INPUT ROWS:
[start]
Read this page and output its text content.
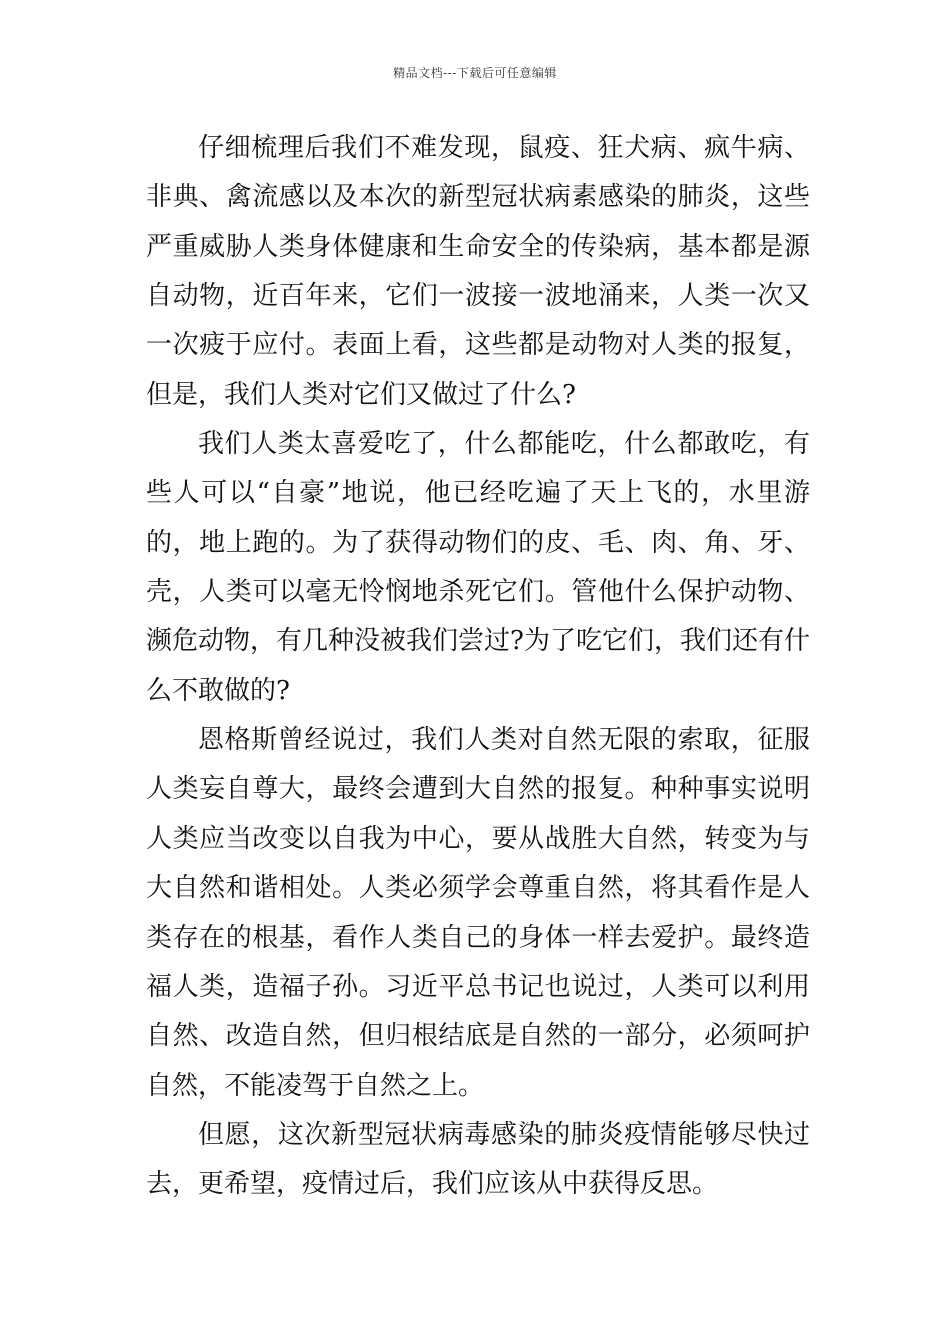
精品文档---下载后可任意编辑
仔细梳理后我们不难发现，鼠疫、狂犬病、疯牛病、
非典、禽流感以及本次的新型冠状病素感染的肺炎，这些
严重威胁人类身体健康和生命安全的传染病，基本都是源
自动物，近百年来，它们一波接一波地涌来，人类一次又
一次疲于应付。表面上看，这些都是动物对人类的报复，
但是，我们人类对它们又做过了什么?
我们人类太喜爱吃了，什么都能吃，什么都敢吃，有
些人可以“自豪”地说，他已经吃遍了天上飞的，水里游
的，地上跑的。为了获得动物们的皮、毛、肉、角、牙、
壳，人类可以毫无怜悯地杀死它们。管他什么保护动物、
濒危动物，有几种没被我们尝过?为了吃它们，我们还有什
么不敢做的?
恩格斯曾经说过，我们人类对自然无限的索取，征服
人类妄自尊大，最终会遭到大自然的报复。种种事实说明
人类应当改变以自我为中心，要从战胜大自然，转变为与
大自然和谐相处。人类必须学会尊重自然，将其看作是人
类存在的根基，看作人类自己的身体一样去爱护。最终造
福人类，造福子孙。习近平总书记也说过，人类可以利用
自然、改造自然，但归根结底是自然的一部分，必须呵护
自然，不能凌驾于自然之上。
但愿，这次新型冠状病毒感染的肺炎疫情能够尽快过
去，更希望，疫情过后，我们应该从中获得反思。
[end]
GOAL: None of the pictures should appear; repeat the records exactly otherwise.

FINAL RESULT:
Read this page and output its text content.
精品文档---下载后可任意编辑
仔细梳理后我们不难发现，鼠疫、狂犬病、疯牛病、
非典、禽流感以及本次的新型冠状病素感染的肺炎，这些
严重威胁人类身体健康和生命安全的传染病，基本都是源
自动物，近百年来，它们一波接一波地涌来，人类一次又
一次疲于应付。表面上看，这些都是动物对人类的报复，
但是，我们人类对它们又做过了什么?
我们人类太喜爱吃了，什么都能吃，什么都敢吃，有
些人可以“自豪”地说，他已经吃遍了天上飞的，水里游
的，地上跑的。为了获得动物们的皮、毛、肉、角、牙、
壳，人类可以毫无怜悯地杀死它们。管他什么保护动物、
濒危动物，有几种没被我们尝过?为了吃它们，我们还有什
么不敢做的?
恩格斯曾经说过，我们人类对自然无限的索取，征服
人类妄自尊大，最终会遭到大自然的报复。种种事实说明
人类应当改变以自我为中心，要从战胜大自然，转变为与
大自然和谐相处。人类必须学会尊重自然，将其看作是人
类存在的根基，看作人类自己的身体一样去爱护。最终造
福人类，造福子孙。习近平总书记也说过，人类可以利用
自然、改造自然，但归根结底是自然的一部分，必须呵护
自然，不能凌驾于自然之上。
但愿，这次新型冠状病毒感染的肺炎疫情能够尽快过
去，更希望，疫情过后，我们应该从中获得反思。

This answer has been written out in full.